* **SET EXERCISE**: Give only the number of lines that include the string "денежных".
─── RECORDS TO USE
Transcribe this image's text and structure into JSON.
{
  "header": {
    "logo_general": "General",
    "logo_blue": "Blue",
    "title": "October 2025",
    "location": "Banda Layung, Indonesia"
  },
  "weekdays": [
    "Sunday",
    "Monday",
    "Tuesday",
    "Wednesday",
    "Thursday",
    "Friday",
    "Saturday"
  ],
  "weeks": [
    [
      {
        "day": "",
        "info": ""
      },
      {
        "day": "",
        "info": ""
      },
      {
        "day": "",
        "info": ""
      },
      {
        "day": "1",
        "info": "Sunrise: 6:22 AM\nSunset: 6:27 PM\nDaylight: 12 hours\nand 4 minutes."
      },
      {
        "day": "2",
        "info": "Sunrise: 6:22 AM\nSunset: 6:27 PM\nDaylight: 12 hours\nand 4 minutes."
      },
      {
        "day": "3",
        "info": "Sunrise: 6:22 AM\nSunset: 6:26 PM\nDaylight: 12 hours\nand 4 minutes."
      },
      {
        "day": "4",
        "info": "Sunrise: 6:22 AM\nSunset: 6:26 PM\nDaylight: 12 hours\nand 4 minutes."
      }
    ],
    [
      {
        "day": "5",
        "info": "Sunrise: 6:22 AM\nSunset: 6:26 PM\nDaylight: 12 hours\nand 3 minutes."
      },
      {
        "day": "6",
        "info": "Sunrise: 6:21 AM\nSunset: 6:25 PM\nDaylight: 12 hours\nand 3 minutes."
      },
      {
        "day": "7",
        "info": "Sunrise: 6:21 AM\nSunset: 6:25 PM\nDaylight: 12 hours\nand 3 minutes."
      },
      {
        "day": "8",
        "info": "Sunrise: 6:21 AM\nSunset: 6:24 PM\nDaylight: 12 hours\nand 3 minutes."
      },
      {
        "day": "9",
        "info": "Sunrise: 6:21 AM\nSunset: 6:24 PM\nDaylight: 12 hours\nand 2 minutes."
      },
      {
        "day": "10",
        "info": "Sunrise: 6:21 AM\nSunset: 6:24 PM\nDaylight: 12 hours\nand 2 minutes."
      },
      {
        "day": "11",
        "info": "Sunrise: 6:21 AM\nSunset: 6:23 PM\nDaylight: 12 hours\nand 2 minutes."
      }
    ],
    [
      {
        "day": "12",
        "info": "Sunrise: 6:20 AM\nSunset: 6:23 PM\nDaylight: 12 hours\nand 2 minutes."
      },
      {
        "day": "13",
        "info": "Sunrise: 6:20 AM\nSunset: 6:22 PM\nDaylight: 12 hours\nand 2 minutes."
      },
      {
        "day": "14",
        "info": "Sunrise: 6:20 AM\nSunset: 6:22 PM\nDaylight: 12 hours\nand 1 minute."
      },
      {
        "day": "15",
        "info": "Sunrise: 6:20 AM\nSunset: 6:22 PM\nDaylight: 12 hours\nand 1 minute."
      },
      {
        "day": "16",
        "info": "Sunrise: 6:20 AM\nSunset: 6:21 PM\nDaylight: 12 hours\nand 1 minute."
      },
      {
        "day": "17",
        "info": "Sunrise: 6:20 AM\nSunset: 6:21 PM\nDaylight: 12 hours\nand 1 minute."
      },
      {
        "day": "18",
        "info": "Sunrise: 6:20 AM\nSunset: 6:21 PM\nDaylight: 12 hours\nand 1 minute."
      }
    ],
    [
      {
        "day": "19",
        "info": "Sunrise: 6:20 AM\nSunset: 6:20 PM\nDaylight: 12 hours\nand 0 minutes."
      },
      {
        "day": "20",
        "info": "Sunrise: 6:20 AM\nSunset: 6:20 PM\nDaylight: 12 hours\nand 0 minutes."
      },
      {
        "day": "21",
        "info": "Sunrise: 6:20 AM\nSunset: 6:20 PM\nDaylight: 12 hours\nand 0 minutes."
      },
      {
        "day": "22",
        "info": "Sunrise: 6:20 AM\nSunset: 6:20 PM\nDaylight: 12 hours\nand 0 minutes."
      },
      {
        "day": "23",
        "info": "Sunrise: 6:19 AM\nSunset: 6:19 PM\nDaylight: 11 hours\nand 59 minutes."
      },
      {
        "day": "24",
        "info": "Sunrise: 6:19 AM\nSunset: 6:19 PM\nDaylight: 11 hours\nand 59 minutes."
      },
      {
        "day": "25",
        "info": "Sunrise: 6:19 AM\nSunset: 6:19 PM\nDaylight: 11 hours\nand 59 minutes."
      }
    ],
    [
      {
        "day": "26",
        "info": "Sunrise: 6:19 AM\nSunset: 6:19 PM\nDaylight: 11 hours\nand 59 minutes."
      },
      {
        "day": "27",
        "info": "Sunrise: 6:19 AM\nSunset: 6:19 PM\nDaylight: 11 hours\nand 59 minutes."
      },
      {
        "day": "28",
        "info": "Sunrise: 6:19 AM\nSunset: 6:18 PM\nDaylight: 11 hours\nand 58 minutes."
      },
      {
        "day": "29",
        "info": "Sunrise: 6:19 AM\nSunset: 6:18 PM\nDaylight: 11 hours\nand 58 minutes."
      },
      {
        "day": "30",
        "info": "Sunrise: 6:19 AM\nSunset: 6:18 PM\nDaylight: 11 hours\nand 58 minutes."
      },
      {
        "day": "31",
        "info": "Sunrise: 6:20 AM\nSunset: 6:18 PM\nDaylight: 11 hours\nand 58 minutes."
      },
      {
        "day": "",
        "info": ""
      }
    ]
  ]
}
──────
─── RECORDS TO USE
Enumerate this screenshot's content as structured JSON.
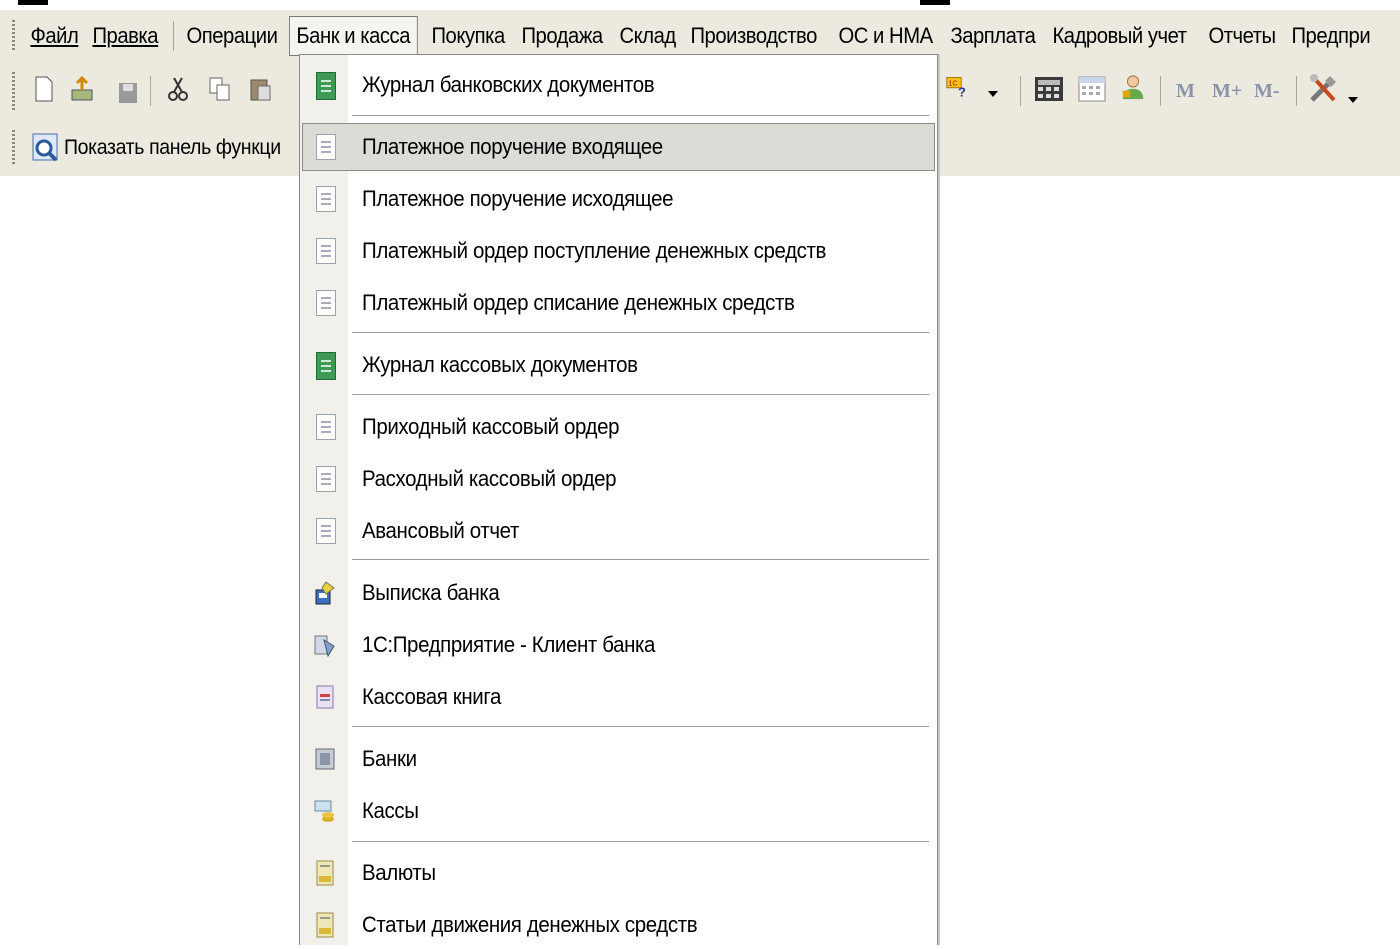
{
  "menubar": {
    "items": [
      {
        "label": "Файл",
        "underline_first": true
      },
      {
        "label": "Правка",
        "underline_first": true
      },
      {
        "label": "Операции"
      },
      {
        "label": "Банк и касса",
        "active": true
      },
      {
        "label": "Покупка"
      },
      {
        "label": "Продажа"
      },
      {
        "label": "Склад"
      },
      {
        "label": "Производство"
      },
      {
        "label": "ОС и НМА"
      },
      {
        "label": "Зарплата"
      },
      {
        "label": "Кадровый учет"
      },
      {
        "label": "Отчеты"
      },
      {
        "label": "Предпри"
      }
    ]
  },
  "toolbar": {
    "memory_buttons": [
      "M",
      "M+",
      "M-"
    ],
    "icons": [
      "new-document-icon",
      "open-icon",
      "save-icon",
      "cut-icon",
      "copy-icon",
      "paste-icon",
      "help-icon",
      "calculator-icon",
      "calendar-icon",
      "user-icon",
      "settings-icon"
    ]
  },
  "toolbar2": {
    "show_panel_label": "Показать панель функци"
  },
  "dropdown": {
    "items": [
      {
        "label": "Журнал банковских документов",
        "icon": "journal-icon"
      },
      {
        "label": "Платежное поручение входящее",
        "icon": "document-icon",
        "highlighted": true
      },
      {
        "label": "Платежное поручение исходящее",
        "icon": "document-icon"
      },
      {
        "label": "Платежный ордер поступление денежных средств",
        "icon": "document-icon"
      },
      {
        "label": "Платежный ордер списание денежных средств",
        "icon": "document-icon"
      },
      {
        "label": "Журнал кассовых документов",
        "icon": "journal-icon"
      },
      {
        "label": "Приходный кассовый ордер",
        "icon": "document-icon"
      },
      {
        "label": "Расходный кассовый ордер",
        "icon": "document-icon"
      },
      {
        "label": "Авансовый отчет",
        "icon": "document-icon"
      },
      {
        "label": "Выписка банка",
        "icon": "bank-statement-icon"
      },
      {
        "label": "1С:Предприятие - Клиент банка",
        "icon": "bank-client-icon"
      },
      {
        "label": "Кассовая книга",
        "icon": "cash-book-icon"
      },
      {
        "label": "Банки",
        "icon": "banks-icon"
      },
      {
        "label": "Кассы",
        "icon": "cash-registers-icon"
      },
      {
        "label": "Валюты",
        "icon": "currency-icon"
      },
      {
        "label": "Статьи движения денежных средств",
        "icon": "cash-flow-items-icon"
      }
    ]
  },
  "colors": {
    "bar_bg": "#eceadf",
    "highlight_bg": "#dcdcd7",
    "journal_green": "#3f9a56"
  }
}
──────
* **EXPECTED OUTPUT**: 3